▶ [Data to process]:
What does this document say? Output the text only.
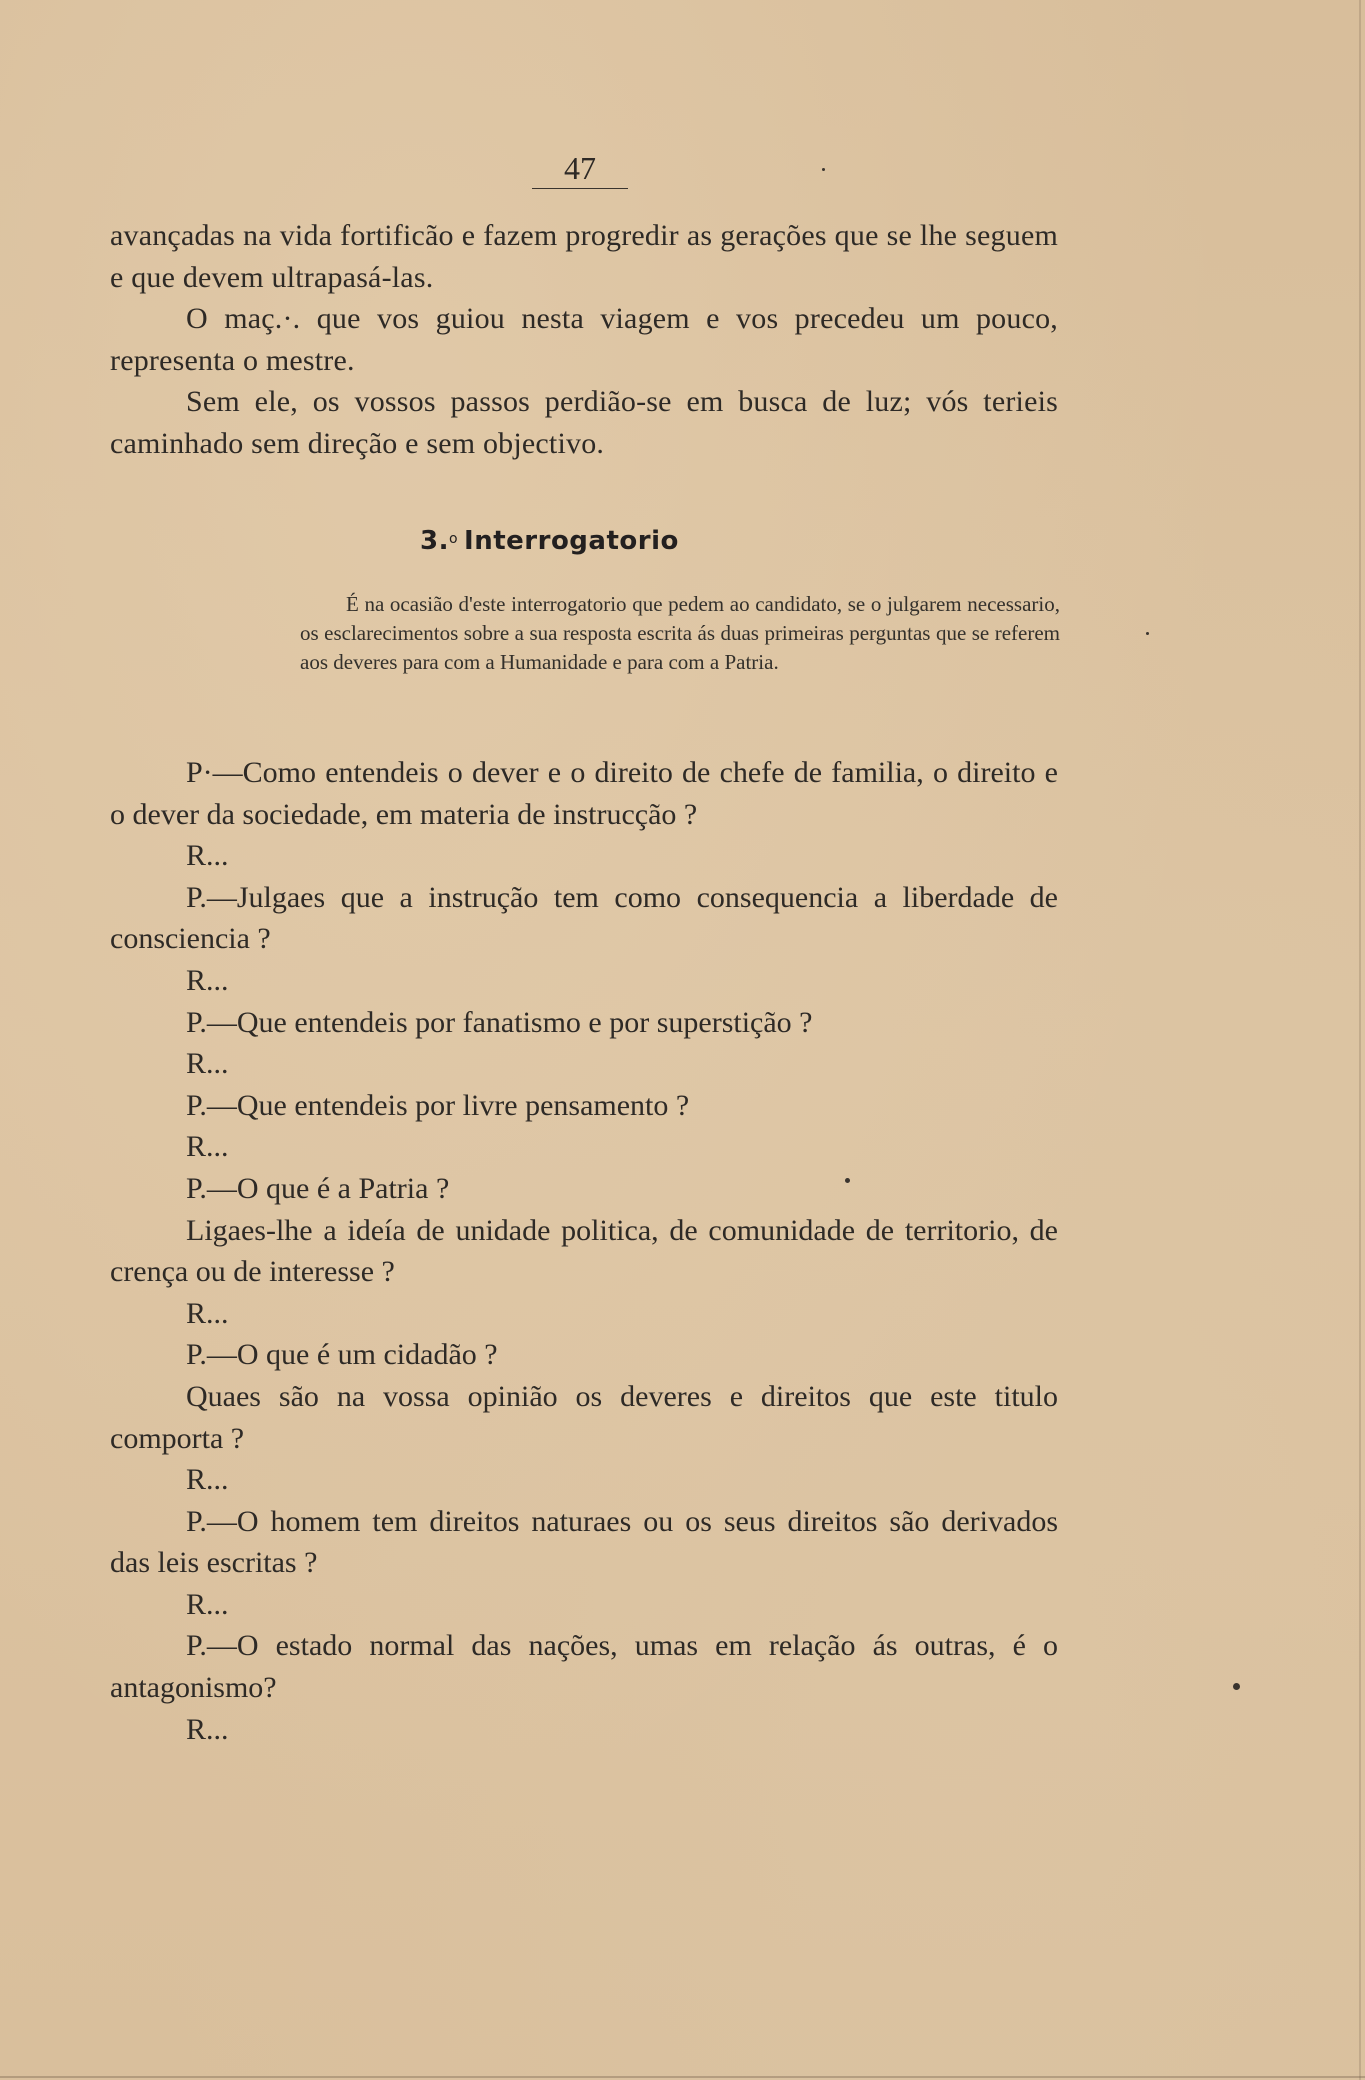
47

avançadas na vida fortificão e fazem progredir as gerações que se lhe seguem e que devem ultrapasá-las.

O maç.·. que vos guiou nesta viagem e vos precedeu um pouco, representa o mestre.

Sem ele, os vossos passos perdião-se em busca de luz; vós terieis caminhado sem direção e sem objectivo.

3.$^o$ Interrogatorio

É na ocasião d'este interrogatorio que pedem ao candidato, se o julgarem necessario, os esclarecimentos sobre a sua resposta escrita ás duas primeiras perguntas que se referem aos deveres para com a Humanidade e para com a Patria.

P·—Como entendeis o dever e o direito de chefe de familia, o direito e o dever da sociedade, em materia de instrucção ?

R...

P.—Julgaes que a instrução tem como consequencia a liberdade de consciencia ?

R...

P.—Que entendeis por fanatismo e por superstição ?

R...

P.—Que entendeis por livre pensamento ?

R...

P.—O que é a Patria ?

Ligaes-lhe a ideía de unidade politica, de comunidade de territorio, de crença ou de interesse ?

R...

P.—O que é um cidadão ?

Quaes são na vossa opinião os deveres e direitos que este titulo comporta ?

R...

P.—O homem tem direitos naturaes ou os seus direitos são derivados das leis escritas ?

R...

P.—O estado normal das nações, umas em relação ás outras, é o antagonismo?

R...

▶ [Instructions to follow]:
Extract each line holding the word "deveres" from the records.

▶ [Answer to the task]:
É na ocasião d'este interrogatorio que pedem ao candidato, se o julgarem necessario, os esclarecimentos sobre a sua resposta escrita ás duas primeiras perguntas que se referem aos deveres para com a Humanidade e para com a Patria.
Quaes são na vossa opinião os deveres e direitos que este titulo comporta ?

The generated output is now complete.